## BEGIN

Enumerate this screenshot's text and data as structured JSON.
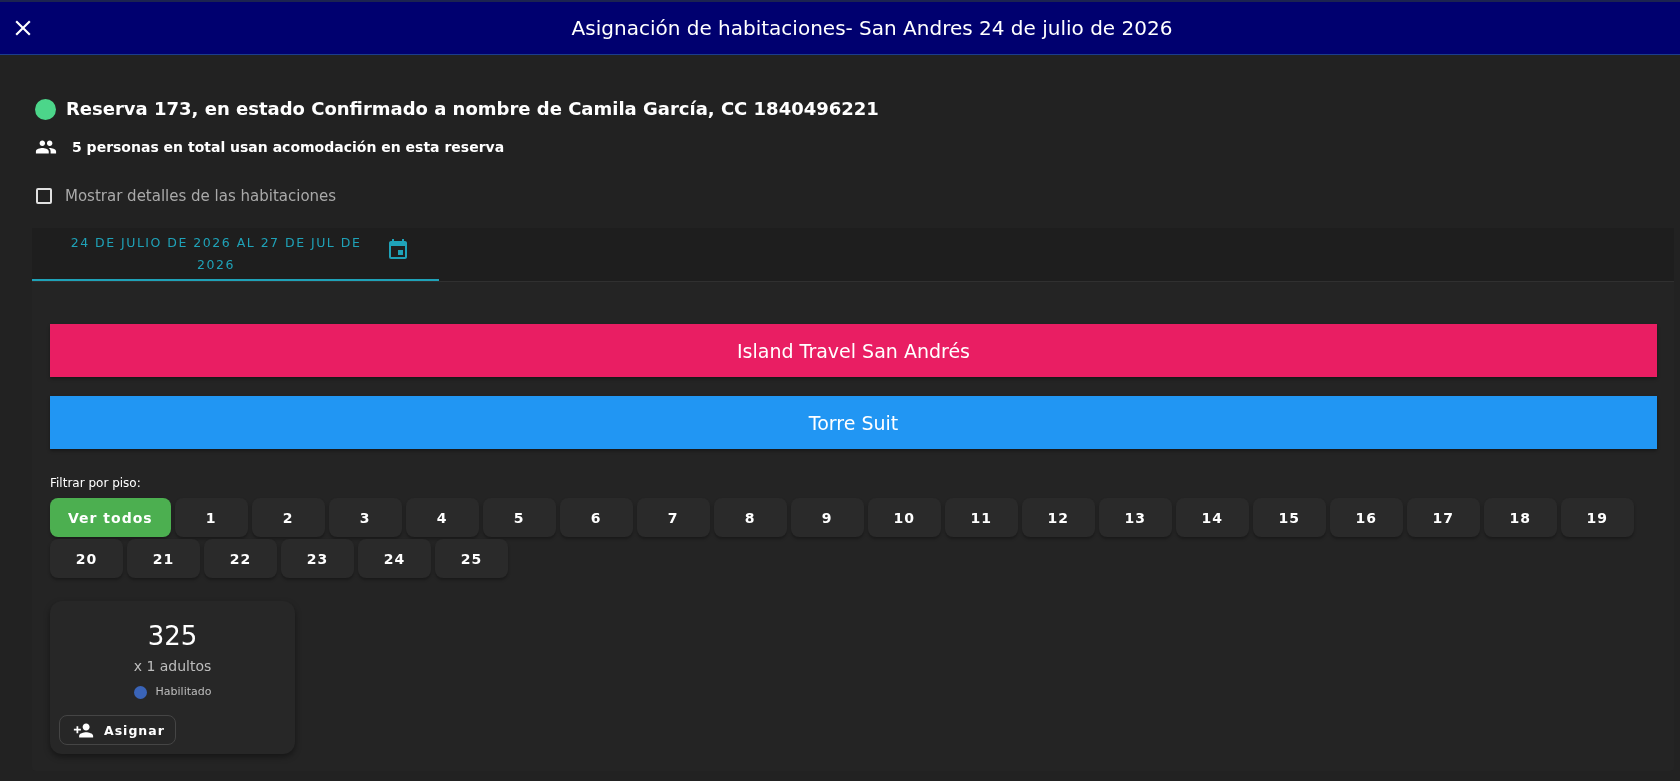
{
  "header": {
    "title": "Asignación de habitaciones- San Andres 24 de julio de 2026"
  },
  "reservation": {
    "summary": "Reserva 173, en estado Confirmado a nombre de Camila García, CC 1840496221",
    "color": "#4cd68a",
    "people": "5 personas en total usan acomodación en esta reserva"
  },
  "details_toggle": {
    "label": "Mostrar detalles de las habitaciones",
    "checked": false
  },
  "tabs": [
    {
      "label": "24 DE JULIO DE 2026 AL 27 DE JUL DE 2026",
      "selected": true
    }
  ],
  "sections": [
    {
      "label": "Island Travel San Andrés",
      "color": "#e91e63"
    },
    {
      "label": "Torre Suit",
      "color": "#2196f3"
    }
  ],
  "floor_filter": {
    "label": "Filtrar por piso:",
    "options": [
      {
        "label": "Ver todos",
        "selected": true
      },
      {
        "label": "1",
        "selected": false
      },
      {
        "label": "2",
        "selected": false
      },
      {
        "label": "3",
        "selected": false
      },
      {
        "label": "4",
        "selected": false
      },
      {
        "label": "5",
        "selected": false
      },
      {
        "label": "6",
        "selected": false
      },
      {
        "label": "7",
        "selected": false
      },
      {
        "label": "8",
        "selected": false
      },
      {
        "label": "9",
        "selected": false
      },
      {
        "label": "10",
        "selected": false
      },
      {
        "label": "11",
        "selected": false
      },
      {
        "label": "12",
        "selected": false
      },
      {
        "label": "13",
        "selected": false
      },
      {
        "label": "14",
        "selected": false
      },
      {
        "label": "15",
        "selected": false
      },
      {
        "label": "16",
        "selected": false
      },
      {
        "label": "17",
        "selected": false
      },
      {
        "label": "18",
        "selected": false
      },
      {
        "label": "19",
        "selected": false
      },
      {
        "label": "20",
        "selected": false
      },
      {
        "label": "21",
        "selected": false
      },
      {
        "label": "22",
        "selected": false
      },
      {
        "label": "23",
        "selected": false
      },
      {
        "label": "24",
        "selected": false
      },
      {
        "label": "25",
        "selected": false
      }
    ]
  },
  "rooms": [
    {
      "number": "325",
      "occupancy": "x 1 adultos",
      "status": "Habilitado",
      "color": "#3a64b8",
      "action": "Asignar"
    }
  ]
}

## END

Reply with one number only, the count of lines above that hold the string "color".

**WORKED SOLUTION:**
4